-------- Record excerpts --------

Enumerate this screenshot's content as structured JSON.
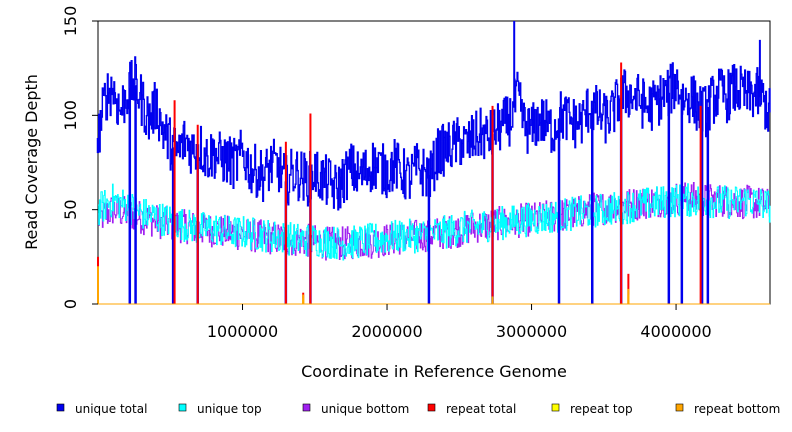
{
  "chart_data": {
    "type": "line",
    "title": "",
    "xlabel": "Coordinate in Reference Genome",
    "ylabel": "Read Coverage Depth",
    "xlim": [
      0,
      4650000
    ],
    "ylim": [
      0,
      150
    ],
    "x_ticks": [
      1000000,
      2000000,
      3000000,
      4000000
    ],
    "x_tick_labels": [
      "1000000",
      "2000000",
      "3000000",
      "4000000"
    ],
    "y_ticks": [
      0,
      50,
      100,
      150
    ],
    "y_tick_labels": [
      "0",
      "50",
      "100",
      "150"
    ],
    "grid": false,
    "legend_position": "bottom",
    "series": [
      {
        "name": "unique total",
        "color": "#0000ee",
        "points": [
          [
            0,
            88
          ],
          [
            50000,
            110
          ],
          [
            100000,
            115
          ],
          [
            150000,
            102
          ],
          [
            200000,
            112
          ],
          [
            250000,
            118
          ],
          [
            300000,
            108
          ],
          [
            350000,
            98
          ],
          [
            400000,
            105
          ],
          [
            450000,
            92
          ],
          [
            500000,
            85
          ],
          [
            550000,
            80
          ],
          [
            600000,
            87
          ],
          [
            650000,
            82
          ],
          [
            700000,
            84
          ],
          [
            750000,
            78
          ],
          [
            800000,
            80
          ],
          [
            850000,
            77
          ],
          [
            900000,
            76
          ],
          [
            950000,
            74
          ],
          [
            1000000,
            80
          ],
          [
            1050000,
            72
          ],
          [
            1100000,
            70
          ],
          [
            1150000,
            68
          ],
          [
            1200000,
            74
          ],
          [
            1250000,
            72
          ],
          [
            1300000,
            65
          ],
          [
            1350000,
            70
          ],
          [
            1400000,
            68
          ],
          [
            1450000,
            66
          ],
          [
            1500000,
            70
          ],
          [
            1550000,
            66
          ],
          [
            1600000,
            64
          ],
          [
            1650000,
            60
          ],
          [
            1700000,
            67
          ],
          [
            1750000,
            72
          ],
          [
            1800000,
            68
          ],
          [
            1850000,
            70
          ],
          [
            1900000,
            74
          ],
          [
            1950000,
            72
          ],
          [
            2000000,
            70
          ],
          [
            2050000,
            74
          ],
          [
            2100000,
            70
          ],
          [
            2150000,
            66
          ],
          [
            2200000,
            72
          ],
          [
            2250000,
            70
          ],
          [
            2300000,
            68
          ],
          [
            2350000,
            80
          ],
          [
            2400000,
            82
          ],
          [
            2450000,
            84
          ],
          [
            2500000,
            86
          ],
          [
            2550000,
            84
          ],
          [
            2600000,
            88
          ],
          [
            2650000,
            90
          ],
          [
            2700000,
            88
          ],
          [
            2750000,
            92
          ],
          [
            2800000,
            95
          ],
          [
            2850000,
            98
          ],
          [
            2900000,
            110
          ],
          [
            2950000,
            94
          ],
          [
            3000000,
            92
          ],
          [
            3050000,
            98
          ],
          [
            3100000,
            95
          ],
          [
            3150000,
            92
          ],
          [
            3200000,
            100
          ],
          [
            3250000,
            98
          ],
          [
            3300000,
            96
          ],
          [
            3350000,
            97
          ],
          [
            3400000,
            105
          ],
          [
            3450000,
            102
          ],
          [
            3500000,
            98
          ],
          [
            3550000,
            100
          ],
          [
            3600000,
            108
          ],
          [
            3650000,
            112
          ],
          [
            3700000,
            110
          ],
          [
            3750000,
            108
          ],
          [
            3800000,
            104
          ],
          [
            3850000,
            106
          ],
          [
            3900000,
            110
          ],
          [
            3950000,
            112
          ],
          [
            4000000,
            118
          ],
          [
            4050000,
            108
          ],
          [
            4100000,
            110
          ],
          [
            4150000,
            104
          ],
          [
            4200000,
            102
          ],
          [
            4250000,
            108
          ],
          [
            4300000,
            112
          ],
          [
            4350000,
            110
          ],
          [
            4400000,
            114
          ],
          [
            4450000,
            112
          ],
          [
            4500000,
            110
          ],
          [
            4550000,
            112
          ],
          [
            4600000,
            108
          ],
          [
            4650000,
            100
          ]
        ],
        "dropouts": [
          [
            0,
            80
          ],
          [
            220000,
            0
          ],
          [
            260000,
            0
          ],
          [
            520000,
            0
          ],
          [
            690000,
            0
          ],
          [
            1300000,
            0
          ],
          [
            1470000,
            0
          ],
          [
            2290000,
            0
          ],
          [
            2730000,
            0
          ],
          [
            3190000,
            0
          ],
          [
            3420000,
            0
          ],
          [
            3620000,
            0
          ],
          [
            3950000,
            0
          ],
          [
            4040000,
            0
          ],
          [
            4180000,
            0
          ],
          [
            4220000,
            0
          ]
        ],
        "spikes": [
          [
            2880000,
            150
          ],
          [
            3620000,
            120
          ],
          [
            4580000,
            140
          ]
        ]
      },
      {
        "name": "unique top",
        "color": "#00ffff",
        "points": [
          [
            0,
            50
          ],
          [
            100000,
            55
          ],
          [
            200000,
            52
          ],
          [
            300000,
            48
          ],
          [
            400000,
            46
          ],
          [
            500000,
            44
          ],
          [
            600000,
            42
          ],
          [
            700000,
            40
          ],
          [
            800000,
            40
          ],
          [
            900000,
            38
          ],
          [
            1000000,
            38
          ],
          [
            1100000,
            37
          ],
          [
            1200000,
            36
          ],
          [
            1300000,
            35
          ],
          [
            1400000,
            34
          ],
          [
            1500000,
            34
          ],
          [
            1600000,
            33
          ],
          [
            1700000,
            32
          ],
          [
            1800000,
            33
          ],
          [
            1900000,
            34
          ],
          [
            2000000,
            35
          ],
          [
            2100000,
            36
          ],
          [
            2200000,
            36
          ],
          [
            2300000,
            37
          ],
          [
            2400000,
            38
          ],
          [
            2500000,
            40
          ],
          [
            2600000,
            41
          ],
          [
            2700000,
            42
          ],
          [
            2800000,
            43
          ],
          [
            2900000,
            44
          ],
          [
            3000000,
            45
          ],
          [
            3100000,
            46
          ],
          [
            3200000,
            47
          ],
          [
            3300000,
            48
          ],
          [
            3400000,
            49
          ],
          [
            3500000,
            50
          ],
          [
            3600000,
            51
          ],
          [
            3700000,
            52
          ],
          [
            3800000,
            53
          ],
          [
            3900000,
            54
          ],
          [
            4000000,
            55
          ],
          [
            4100000,
            55
          ],
          [
            4200000,
            55
          ],
          [
            4300000,
            54
          ],
          [
            4400000,
            54
          ],
          [
            4500000,
            55
          ],
          [
            4600000,
            53
          ],
          [
            4650000,
            52
          ]
        ]
      },
      {
        "name": "unique bottom",
        "color": "#a020f0",
        "points": [
          [
            0,
            45
          ],
          [
            100000,
            50
          ],
          [
            200000,
            48
          ],
          [
            300000,
            46
          ],
          [
            400000,
            44
          ],
          [
            500000,
            42
          ],
          [
            600000,
            41
          ],
          [
            700000,
            40
          ],
          [
            800000,
            39
          ],
          [
            900000,
            38
          ],
          [
            1000000,
            37
          ],
          [
            1100000,
            36
          ],
          [
            1200000,
            35
          ],
          [
            1300000,
            34
          ],
          [
            1400000,
            34
          ],
          [
            1500000,
            33
          ],
          [
            1600000,
            32
          ],
          [
            1700000,
            32
          ],
          [
            1800000,
            33
          ],
          [
            1900000,
            33
          ],
          [
            2000000,
            34
          ],
          [
            2100000,
            35
          ],
          [
            2200000,
            36
          ],
          [
            2300000,
            37
          ],
          [
            2400000,
            38
          ],
          [
            2500000,
            39
          ],
          [
            2600000,
            41
          ],
          [
            2700000,
            42
          ],
          [
            2800000,
            43
          ],
          [
            2900000,
            44
          ],
          [
            3000000,
            45
          ],
          [
            3100000,
            46
          ],
          [
            3200000,
            47
          ],
          [
            3300000,
            48
          ],
          [
            3400000,
            50
          ],
          [
            3500000,
            51
          ],
          [
            3600000,
            52
          ],
          [
            3700000,
            53
          ],
          [
            3800000,
            54
          ],
          [
            3900000,
            55
          ],
          [
            4000000,
            56
          ],
          [
            4100000,
            56
          ],
          [
            4200000,
            55
          ],
          [
            4300000,
            55
          ],
          [
            4400000,
            54
          ],
          [
            4500000,
            54
          ],
          [
            4600000,
            53
          ],
          [
            4650000,
            52
          ]
        ]
      },
      {
        "name": "repeat total",
        "color": "#ff0000",
        "points": [
          [
            0,
            0
          ],
          [
            4650000,
            0
          ]
        ],
        "spikes": [
          [
            0,
            25
          ],
          [
            530000,
            108
          ],
          [
            690000,
            95
          ],
          [
            1300000,
            86
          ],
          [
            1420000,
            6
          ],
          [
            1470000,
            101
          ],
          [
            2730000,
            105
          ],
          [
            3620000,
            128
          ],
          [
            3670000,
            16
          ],
          [
            4170000,
            105
          ]
        ]
      },
      {
        "name": "repeat top",
        "color": "#ffff00",
        "points": [
          [
            0,
            0
          ],
          [
            4650000,
            0
          ]
        ],
        "spikes": [
          [
            0,
            10
          ],
          [
            1420000,
            3
          ],
          [
            3670000,
            5
          ]
        ]
      },
      {
        "name": "repeat bottom",
        "color": "#ffa500",
        "points": [
          [
            0,
            0
          ],
          [
            4650000,
            0
          ]
        ],
        "spikes": [
          [
            0,
            20
          ],
          [
            1420000,
            5
          ],
          [
            2730000,
            4
          ],
          [
            3670000,
            8
          ]
        ]
      }
    ]
  }
}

--------

Among the lines of the data, find every one that holds "bottom" and copy it.

    "legend_position": "bottom",
        "name": "unique bottom",
        "name": "repeat bottom",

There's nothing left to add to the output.